**Exercise description:** Set down the material once more, exactly as it appears.

======== Entries provided ========

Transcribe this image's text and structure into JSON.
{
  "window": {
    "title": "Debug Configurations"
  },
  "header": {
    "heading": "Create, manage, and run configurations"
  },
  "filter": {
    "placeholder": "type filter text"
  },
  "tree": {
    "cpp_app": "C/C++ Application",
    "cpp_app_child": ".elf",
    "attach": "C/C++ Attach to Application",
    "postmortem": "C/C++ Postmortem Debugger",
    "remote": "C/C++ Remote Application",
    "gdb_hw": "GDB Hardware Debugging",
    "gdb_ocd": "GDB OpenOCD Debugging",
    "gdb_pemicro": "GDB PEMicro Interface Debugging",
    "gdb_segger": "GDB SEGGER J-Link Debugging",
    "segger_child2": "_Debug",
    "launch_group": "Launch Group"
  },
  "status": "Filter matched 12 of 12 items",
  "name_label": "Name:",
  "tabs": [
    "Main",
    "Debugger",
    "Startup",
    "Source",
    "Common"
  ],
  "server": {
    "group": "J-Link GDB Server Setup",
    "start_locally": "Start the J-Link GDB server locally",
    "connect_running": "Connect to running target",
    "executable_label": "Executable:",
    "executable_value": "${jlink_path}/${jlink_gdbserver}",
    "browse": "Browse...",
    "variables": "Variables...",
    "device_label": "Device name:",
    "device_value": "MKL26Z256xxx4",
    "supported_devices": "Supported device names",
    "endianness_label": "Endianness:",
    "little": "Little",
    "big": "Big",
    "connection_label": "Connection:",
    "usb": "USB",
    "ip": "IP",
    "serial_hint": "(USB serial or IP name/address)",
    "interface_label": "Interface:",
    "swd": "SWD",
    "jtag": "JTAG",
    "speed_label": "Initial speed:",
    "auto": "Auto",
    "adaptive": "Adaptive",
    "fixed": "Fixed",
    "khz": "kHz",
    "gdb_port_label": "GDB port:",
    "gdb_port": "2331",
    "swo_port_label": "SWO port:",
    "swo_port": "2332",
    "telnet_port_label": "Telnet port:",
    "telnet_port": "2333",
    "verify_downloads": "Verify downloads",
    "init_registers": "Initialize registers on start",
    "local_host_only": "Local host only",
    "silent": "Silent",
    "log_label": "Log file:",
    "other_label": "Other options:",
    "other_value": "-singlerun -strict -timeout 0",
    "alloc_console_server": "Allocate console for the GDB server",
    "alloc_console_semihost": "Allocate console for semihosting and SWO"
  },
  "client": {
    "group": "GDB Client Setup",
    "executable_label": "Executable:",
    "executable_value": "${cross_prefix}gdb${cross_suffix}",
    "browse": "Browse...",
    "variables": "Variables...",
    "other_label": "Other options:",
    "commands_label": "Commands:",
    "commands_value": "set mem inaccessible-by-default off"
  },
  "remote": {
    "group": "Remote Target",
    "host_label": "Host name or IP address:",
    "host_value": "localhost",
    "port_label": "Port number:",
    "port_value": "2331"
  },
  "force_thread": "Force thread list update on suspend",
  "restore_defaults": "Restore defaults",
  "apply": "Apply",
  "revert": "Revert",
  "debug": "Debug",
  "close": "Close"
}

========

**Final answer:**
Transcribe this image's text and structure into JSON.
{
  "window": {
    "title": "Debug Configurations"
  },
  "header": {
    "heading": "Create, manage, and run configurations"
  },
  "filter": {
    "placeholder": "type filter text"
  },
  "tree": {
    "cpp_app": "C/C++ Application",
    "cpp_app_child": ".elf",
    "attach": "C/C++ Attach to Application",
    "postmortem": "C/C++ Postmortem Debugger",
    "remote": "C/C++ Remote Application",
    "gdb_hw": "GDB Hardware Debugging",
    "gdb_ocd": "GDB OpenOCD Debugging",
    "gdb_pemicro": "GDB PEMicro Interface Debugging",
    "gdb_segger": "GDB SEGGER J-Link Debugging",
    "segger_child2": "_Debug",
    "launch_group": "Launch Group"
  },
  "status": "Filter matched 12 of 12 items",
  "name_label": "Name:",
  "tabs": [
    "Main",
    "Debugger",
    "Startup",
    "Source",
    "Common"
  ],
  "server": {
    "group": "J-Link GDB Server Setup",
    "start_locally": "Start the J-Link GDB server locally",
    "connect_running": "Connect to running target",
    "executable_label": "Executable:",
    "executable_value": "${jlink_path}/${jlink_gdbserver}",
    "browse": "Browse...",
    "variables": "Variables...",
    "device_label": "Device name:",
    "device_value": "MKL26Z256xxx4",
    "supported_devices": "Supported device names",
    "endianness_label": "Endianness:",
    "little": "Little",
    "big": "Big",
    "connection_label": "Connection:",
    "usb": "USB",
    "ip": "IP",
    "serial_hint": "(USB serial or IP name/address)",
    "interface_label": "Interface:",
    "swd": "SWD",
    "jtag": "JTAG",
    "speed_label": "Initial speed:",
    "auto": "Auto",
    "adaptive": "Adaptive",
    "fixed": "Fixed",
    "khz": "kHz",
    "gdb_port_label": "GDB port:",
    "gdb_port": "2331",
    "swo_port_label": "SWO port:",
    "swo_port": "2332",
    "telnet_port_label": "Telnet port:",
    "telnet_port": "2333",
    "verify_downloads": "Verify downloads",
    "init_registers": "Initialize registers on start",
    "local_host_only": "Local host only",
    "silent": "Silent",
    "log_label": "Log file:",
    "other_label": "Other options:",
    "other_value": "-singlerun -strict -timeout 0",
    "alloc_console_server": "Allocate console for the GDB server",
    "alloc_console_semihost": "Allocate console for semihosting and SWO"
  },
  "client": {
    "group": "GDB Client Setup",
    "executable_label": "Executable:",
    "executable_value": "${cross_prefix}gdb${cross_suffix}",
    "browse": "Browse...",
    "variables": "Variables...",
    "other_label": "Other options:",
    "commands_label": "Commands:",
    "commands_value": "set mem inaccessible-by-default off"
  },
  "remote": {
    "group": "Remote Target",
    "host_label": "Host name or IP address:",
    "host_value": "localhost",
    "port_label": "Port number:",
    "port_value": "2331"
  },
  "force_thread": "Force thread list update on suspend",
  "restore_defaults": "Restore defaults",
  "apply": "Apply",
  "revert": "Revert",
  "debug": "Debug",
  "close": "Close"
}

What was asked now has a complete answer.